Element box records

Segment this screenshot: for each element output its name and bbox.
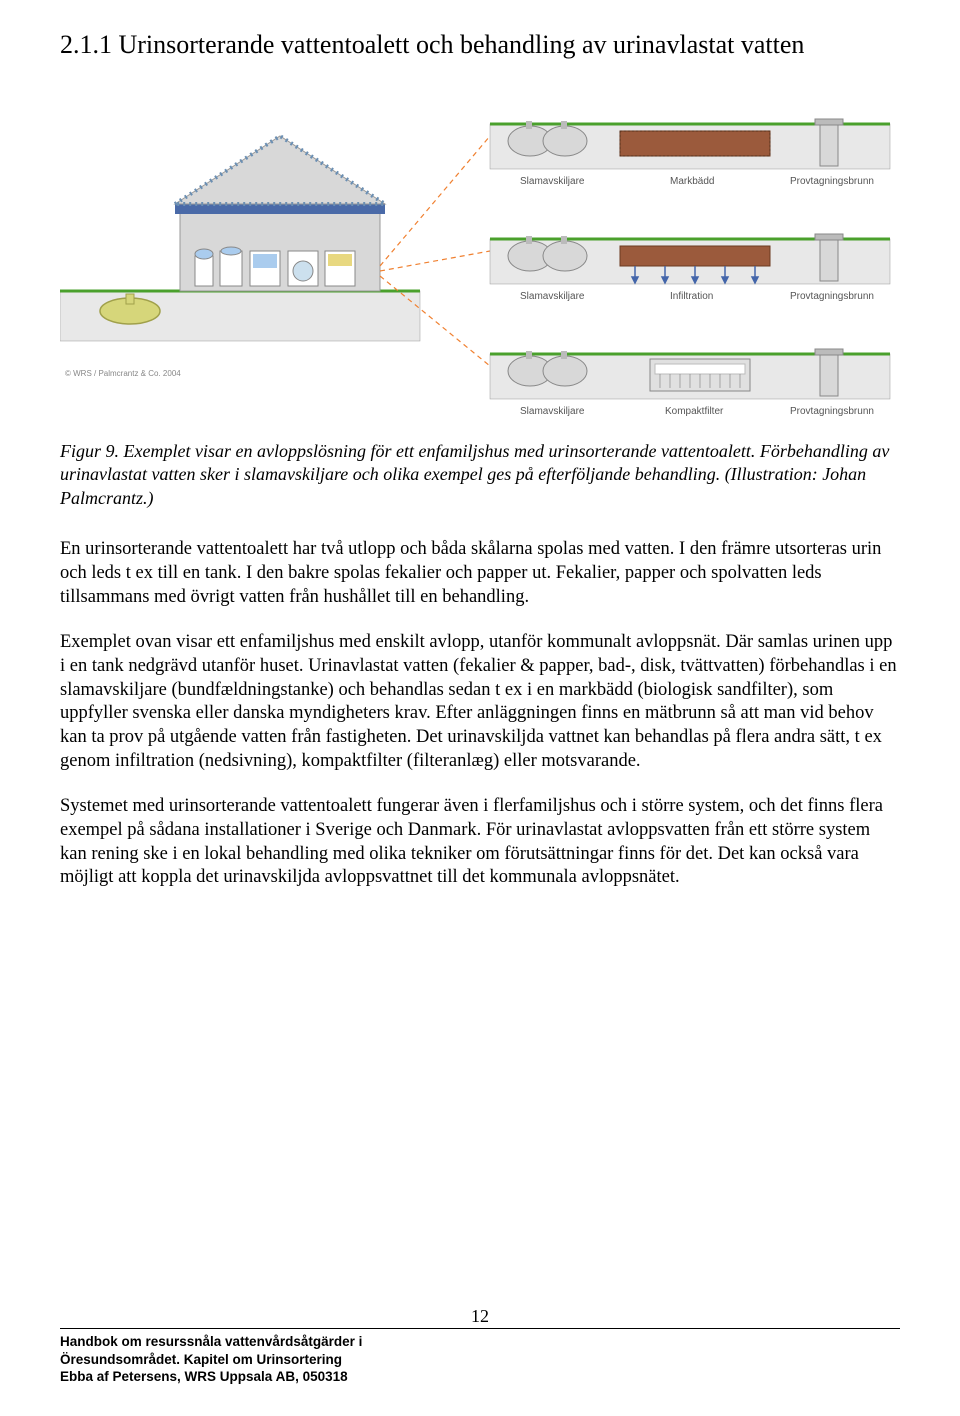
treatment-row-1: Slamavskiljare Markbädd Provtagningsbrun… [490,119,890,187]
figure-diagram: © WRS / Palmcrantz & Co. 2004 Slamavskil… [60,76,900,416]
paragraph-3: Systemet med urinsorterande vattentoalet… [60,795,900,890]
body-text: En urinsorterande vattentoalett har två … [60,538,900,890]
row1-label3: Provtagningsbrunn [790,176,874,187]
row2-label1: Slamavskiljare [520,291,585,302]
row1-label2: Markbädd [670,176,714,187]
treatment-row-2: Slamavskiljare Infiltration Provtagnings… [490,234,890,302]
figure-caption: Figur 9. Exemplet visar en avloppslösnin… [60,440,900,510]
footer-line1: Handbok om resurssnåla vattenvårdsåtgärd… [60,1333,900,1351]
footer-line2: Öresundsområdet. Kapitel om Urinsorterin… [60,1351,900,1369]
figure-copyright: © WRS / Palmcrantz & Co. 2004 [65,369,181,378]
row2-label2: Infiltration [670,291,713,302]
paragraph-2: Exemplet ovan visar ett enfamiljshus med… [60,631,900,773]
page-footer: 12 Handbok om resurssnåla vattenvårdsåtg… [60,1328,900,1386]
row3-label3: Provtagningsbrunn [790,406,874,416]
row3-label1: Slamavskiljare [520,406,585,416]
section-heading: 2.1.1 Urinsorterande vattentoalett och b… [60,30,900,60]
paragraph-1: En urinsorterande vattentoalett har två … [60,538,900,609]
page-number: 12 [465,1306,495,1327]
row2-label3: Provtagningsbrunn [790,291,874,302]
treatment-row-3: Slamavskiljare Kompaktfilter Provtagning… [490,349,890,416]
footer-line3: Ebba af Petersens, WRS Uppsala AB, 05031… [60,1368,900,1386]
row3-label2: Kompaktfilter [665,406,724,416]
row1-label1: Slamavskiljare [520,176,585,187]
house-illustration [60,136,420,341]
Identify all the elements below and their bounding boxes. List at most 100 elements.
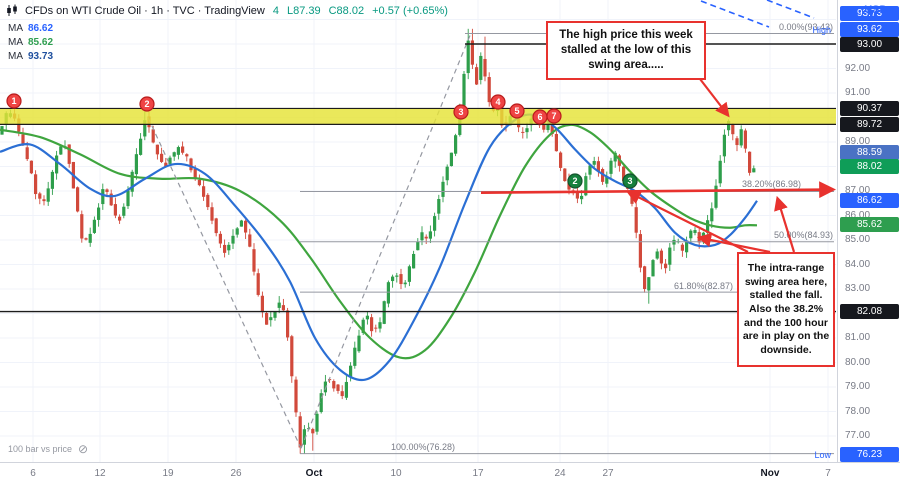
dashed-trendline — [300, 32, 472, 449]
price-badge: 86.62 — [840, 192, 899, 208]
time-label: 19 — [162, 468, 174, 479]
chevron-down-icon: ▾ — [889, 4, 894, 15]
grid-layer — [0, 0, 836, 462]
price-tick: 84.00 — [845, 258, 871, 270]
swing-area-band — [0, 108, 836, 125]
annotation-note-intrarange[interactable]: The intra-range swing area here, stalled… — [737, 252, 835, 368]
price-tick: 79.00 — [845, 381, 871, 392]
numbered-circle — [139, 96, 155, 112]
ma-legend-row[interactable]: MA 85.62 — [8, 35, 53, 49]
price-badge: 88.02 — [840, 158, 899, 174]
time-label: Nov — [760, 468, 780, 479]
price-badge: 93.00 — [840, 36, 899, 52]
red-arrow — [774, 195, 796, 253]
price-badge: 89.72 — [840, 116, 899, 132]
price-badge: 76.23 — [840, 447, 899, 462]
currency-dropdown[interactable]: USD ▾ — [864, 4, 894, 16]
price-tick: 78.00 — [845, 405, 871, 417]
ma-legend-label: MA — [8, 50, 23, 62]
numbered-circle — [6, 93, 22, 109]
dashed-trendline — [147, 117, 302, 449]
price-tick: 80.00 — [845, 356, 871, 368]
price-axis[interactable]: 92.00 91.00 89.00 87.00 86.00 85.00 84.00 83.00… — [837, 0, 900, 462]
time-label: 10 — [390, 468, 402, 479]
price-tick: 83.00 — [845, 283, 871, 294]
ma-legend-value: 93.73 — [28, 50, 54, 62]
time-label: 27 — [602, 468, 614, 479]
fib-label: 50.00%(84.93) — [774, 230, 833, 240]
time-label: 7 — [825, 468, 831, 479]
svg-text:2: 2 — [144, 99, 149, 109]
chart-header: CFDs on WTI Crude Oil · 1h · TVC · Tradi… — [6, 4, 448, 17]
numbered-circle — [622, 173, 638, 189]
time-label: 12 — [94, 468, 106, 479]
svg-text:5: 5 — [514, 106, 519, 116]
indicator-legend: MA 86.62 MA 85.62 MA 93.73 — [8, 21, 53, 63]
chart-title[interactable]: CFDs on WTI Crude Oil · 1h · TVC · Tradi… — [25, 4, 265, 17]
ma-legend-value: 85.62 — [28, 36, 54, 48]
price-badge: 93.62 — [840, 22, 899, 37]
time-axis[interactable]: 6 12 19 26 Oct 10 17 24 27 Nov 7 — [0, 462, 900, 484]
svg-text:7: 7 — [551, 111, 556, 121]
time-label: 26 — [230, 468, 242, 479]
ma-legend-label: MA — [8, 36, 23, 48]
price-badge: 90.37 — [840, 100, 899, 116]
price-tick: 86.00 — [845, 209, 871, 221]
ma-blue-line — [0, 113, 758, 382]
svg-text:2: 2 — [572, 176, 577, 186]
red-arrow — [626, 191, 749, 253]
ohlc-open-fragment: 4 — [272, 4, 279, 17]
symbol-logo-icon — [6, 4, 19, 17]
time-label: Oct — [305, 468, 323, 479]
red-trendline — [480, 181, 836, 199]
bars-info-label: 100 bar vs price — [8, 444, 73, 454]
numbered-markers: 1 2 3 4 5 6 7 2 3 — [6, 93, 638, 189]
numbered-circle — [546, 108, 562, 124]
price-tick: 85.00 — [845, 234, 871, 245]
price-badge: 85.62 — [840, 217, 899, 233]
chart-pane[interactable]: 0.00%(93.43)38.20%(86.98)50.00%(84.93)61… — [0, 0, 836, 462]
svg-text:1: 1 — [11, 96, 16, 106]
annotation-note-high[interactable]: The high price this week stalled at the … — [546, 21, 706, 80]
ma-green-line — [0, 123, 758, 360]
ma-legend-value: 86.62 — [28, 22, 54, 34]
time-label: 17 — [472, 468, 484, 479]
red-arrow — [696, 232, 771, 254]
fib-label: 38.20%(86.98) — [742, 179, 801, 189]
time-label: 24 — [554, 468, 566, 479]
svg-text:4: 4 — [495, 97, 500, 107]
svg-text:3: 3 — [458, 107, 463, 117]
numbered-circle — [567, 173, 583, 189]
ma-legend-label: MA — [8, 22, 23, 34]
ohlc-change: +0.57 (+0.65%) — [372, 4, 448, 17]
price-tick: 89.00 — [845, 136, 871, 147]
fib-label: 61.80%(82.87) — [674, 281, 733, 291]
blue-dashed-line — [766, 0, 815, 19]
price-badge: 82.08 — [840, 304, 899, 320]
price-tick: 92.00 — [845, 62, 871, 74]
candles-layer — [0, 28, 756, 454]
svg-text:6: 6 — [537, 112, 542, 122]
time-label: 6 — [30, 468, 36, 479]
svg-text:3: 3 — [627, 176, 632, 186]
blue-dashed-line — [700, 0, 770, 28]
price-badge: 88.59 — [840, 144, 899, 160]
ma-legend-row[interactable]: MA 86.62 — [8, 21, 53, 35]
price-tick: 87.00 — [845, 185, 871, 196]
fib-label: 0.00%(93.43) — [779, 22, 833, 32]
price-tick: 81.00 — [845, 332, 871, 343]
ohlc-low: L87.39 — [286, 4, 321, 17]
price-tick: 91.00 — [845, 87, 871, 98]
slash-circle-icon[interactable]: ⊘ — [78, 442, 89, 456]
ohlc-close: C88.02 — [328, 4, 365, 17]
footer-note: 100 bar vs price ⊘ — [8, 443, 88, 455]
ma-legend-row[interactable]: MA 93.73 — [8, 49, 53, 63]
currency-label: USD — [864, 4, 888, 16]
numbered-circle — [453, 104, 469, 120]
numbered-circle — [509, 103, 525, 119]
price-tick: 77.00 — [845, 430, 871, 441]
numbered-circle — [490, 94, 506, 110]
price-badge: 93.73 — [840, 6, 899, 21]
fib-label: 100.00%(76.28) — [391, 442, 455, 452]
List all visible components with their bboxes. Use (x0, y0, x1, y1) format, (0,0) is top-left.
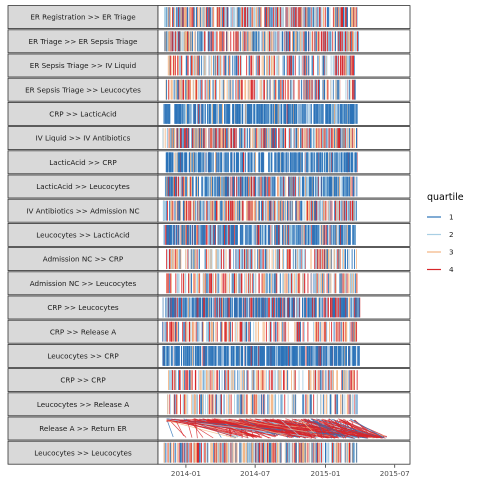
panel-label: ER Triage >> ER Sepsis Triage (29, 37, 138, 46)
panel-label: CRP >> CRP (60, 376, 106, 385)
panel-label: Admission NC >> CRP (43, 255, 124, 264)
panel: Admission NC >> CRP (7, 247, 411, 272)
panel: LacticAcid >> Leucocytes (7, 174, 411, 199)
panel-frame (157, 77, 411, 102)
panel: IV Liquid >> IV Antibiotics (7, 126, 411, 150)
panel: ER Registration >> ER Triage (7, 5, 411, 29)
panel: Leucocytes >> Release A (7, 392, 411, 417)
panel-label: Leucocytes >> CRP (47, 352, 119, 361)
panel: Admission NC >> Leucocytes (7, 271, 411, 296)
panel: LacticAcid >> CRP (7, 150, 411, 175)
panel: CRP >> Release A (7, 319, 411, 344)
panel-label: IV Liquid >> IV Antibiotics (36, 134, 131, 143)
panel: ER Triage >> ER Sepsis Triage (7, 29, 411, 54)
panel-label: CRP >> Leucocytes (47, 303, 119, 312)
panel: ER Sepsis Triage >> Leucocytes (7, 77, 411, 102)
panel-label: ER Sepsis Triage >> IV Liquid (30, 61, 136, 70)
panel: CRP >> CRP (7, 368, 411, 393)
panel-label: Admission NC >> Leucocytes (30, 279, 137, 288)
panel-label: ER Registration >> ER Triage (30, 13, 136, 22)
panel-label: CRP >> Release A (50, 327, 116, 336)
panel-label: IV Antibiotics >> Admission NC (26, 206, 139, 215)
panel-label: LacticAcid >> Leucocytes (36, 182, 130, 191)
panel-label: Leucocytes >> LacticAcid (36, 231, 129, 240)
panel: IV Antibiotics >> Admission NC (7, 198, 411, 223)
panel-label: LacticAcid >> CRP (49, 158, 117, 167)
panel: ER Sepsis Triage >> IV Liquid (7, 53, 411, 78)
panel: CRP >> Leucocytes (7, 295, 411, 320)
panel-label: Leucocytes >> Release A (37, 400, 129, 409)
panel-label: CRP >> LacticAcid (49, 110, 116, 119)
facet-panels: ER Registration >> ER Triage ER Triage >>… (7, 5, 411, 465)
panel: Leucocytes >> LacticAcid (7, 222, 411, 247)
panel: CRP >> LacticAcid (7, 102, 411, 126)
panel-label: ER Sepsis Triage >> Leucocytes (25, 85, 141, 94)
panel: Leucocytes >> CRP (7, 343, 411, 368)
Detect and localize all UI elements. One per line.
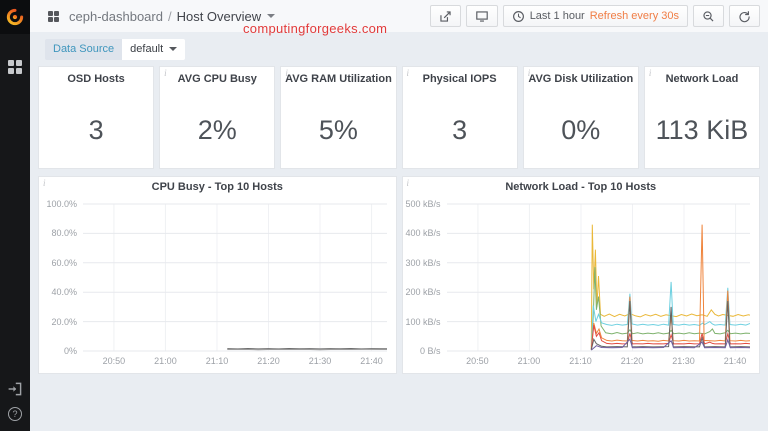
chart-area: 100.0% 80.0% 60.0% 40.0% 20.0% 0% 20:50 21:00 2… — [43, 199, 387, 369]
panel-title[interactable]: CPU Busy - Top 10 Hosts — [151, 181, 283, 193]
top-navbar: ceph-dashboard / Host Overview Last 1 ho… — [30, 0, 768, 32]
info-icon[interactable]: i — [43, 178, 46, 188]
stat-value: 5% — [318, 115, 358, 145]
clock-icon — [512, 10, 524, 22]
dashboard-grid-icon[interactable] — [48, 10, 59, 22]
panel-title[interactable]: Network Load — [665, 73, 739, 85]
dashboard-submenu: Data Source default — [30, 32, 768, 66]
info-icon[interactable]: i — [648, 68, 652, 78]
breadcrumb-folder[interactable]: ceph-dashboard — [69, 8, 163, 24]
refresh-icon — [739, 10, 750, 22]
sidebar: ? — [0, 0, 30, 431]
stat-panel-avg-disk-utilization: i AVG Disk Utilization 0% — [522, 66, 639, 169]
zoom-out-button[interactable] — [693, 5, 724, 27]
stat-value: 0% — [561, 115, 601, 145]
info-icon[interactable]: i — [406, 68, 410, 78]
cycle-view-button[interactable] — [465, 5, 498, 27]
panel-title[interactable]: AVG CPU Busy — [177, 73, 257, 85]
stat-panel-osd-hosts: OSD Hosts 3 — [38, 66, 155, 169]
refresh-interval-label: Refresh every 30s — [589, 10, 679, 22]
info-icon[interactable]: i — [285, 68, 288, 78]
stat-value: 113 KiB — [655, 115, 749, 145]
info-icon[interactable]: i — [406, 178, 410, 188]
refresh-button[interactable] — [729, 5, 760, 27]
chart-area: 500 kB/s 400 kB/s 300 kB/s 200 kB/s 100 kB/s… — [405, 199, 750, 369]
panel-title[interactable]: AVG Disk Utilization — [528, 73, 634, 85]
grafana-logo-icon — [6, 8, 24, 26]
zoom-out-icon — [703, 10, 714, 21]
monitor-icon — [475, 10, 488, 22]
help-glyph: ? — [12, 409, 18, 419]
y-axis-labels: 500 kB/s 400 kB/s 300 kB/s 200 kB/s 100 kB/s… — [405, 199, 441, 356]
chevron-down-icon[interactable] — [267, 14, 276, 18]
stat-value: 3 — [88, 115, 104, 145]
stat-panel-network-load: i Network Load 113 KiB — [643, 66, 761, 169]
datasource-select[interactable]: default — [122, 38, 186, 60]
share-icon — [440, 10, 451, 22]
share-button[interactable] — [429, 5, 461, 27]
x-axis-labels: 20:50 21:00 21:10 21:20 21:30 21:40 — [466, 356, 747, 366]
sign-in-icon[interactable] — [7, 381, 23, 397]
stat-panel-avg-cpu-busy: i AVG CPU Busy 2% — [159, 66, 276, 169]
chart-panel-cpu-busy: i CPU Busy - Top 10 Hosts 100.0% 80.0% 60.… — [38, 176, 397, 374]
charts-row: i CPU Busy - Top 10 Hosts 100.0% 80.0% 60.… — [38, 176, 760, 374]
grafana-logo[interactable] — [0, 0, 30, 34]
stat-value: 3 — [452, 115, 468, 145]
info-icon[interactable]: i — [164, 68, 167, 78]
panel-title[interactable]: Physical IOPS — [422, 73, 497, 85]
breadcrumb-separator: / — [167, 8, 172, 24]
stat-panel-physical-iops: i Physical IOPS 3 — [401, 66, 518, 169]
site-watermark: computingforgeeks.com — [243, 21, 387, 36]
page-title[interactable]: Host Overview — [176, 8, 262, 24]
help-icon[interactable]: ? — [8, 407, 22, 421]
panel-title[interactable]: Network Load - Top 10 Hosts — [505, 181, 657, 193]
datasource-control: Data Source default — [45, 38, 186, 60]
chevron-down-icon — [169, 47, 178, 51]
x-axis-labels: 20:50 21:00 21:10 21:20 21:30 21:40 — [102, 356, 383, 366]
plot-area[interactable] — [83, 201, 387, 353]
datasource-label: Data Source — [45, 38, 123, 60]
chart-panel-network-load: i Network Load - Top 10 Hosts 500 kB/s 40… — [401, 176, 760, 374]
y-axis-labels: 100.0% 80.0% 60.0% 40.0% 20.0% 0% — [46, 199, 77, 356]
plot-area[interactable] — [446, 201, 750, 353]
dashboards-grid-icon[interactable] — [8, 60, 22, 74]
stats-row: OSD Hosts 3 i AVG CPU Busy 2% i AVG RAM … — [38, 66, 761, 169]
time-range-label: Last 1 hour — [529, 10, 585, 22]
datasource-value: default — [130, 43, 164, 55]
stat-value: 2% — [197, 115, 237, 145]
time-picker-button[interactable]: Last 1 hour Refresh every 30s — [502, 5, 688, 27]
panel-title[interactable]: OSD Hosts — [67, 73, 125, 85]
watermark-text: computingforgeeks.com — [243, 21, 388, 36]
info-icon[interactable]: i — [527, 68, 531, 78]
stat-panel-avg-ram-utilization: i AVG RAM Utilization 5% — [280, 66, 397, 169]
panel-title[interactable]: AVG RAM Utilization — [285, 73, 392, 85]
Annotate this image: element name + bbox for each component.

* Prompt: Please identify and copy each line of the material above that contains the string "paragraph". Case counts.

* Output for this task:
paragraph-3: Systemet med urinsorterande vattentoalet… [60,795,900,890]
paragraph-2: Exemplet ovan visar ett enfamiljshus med… [60,631,900,773]
paragraph-1: En urinsorterande vattentoalett har två … [60,538,900,609]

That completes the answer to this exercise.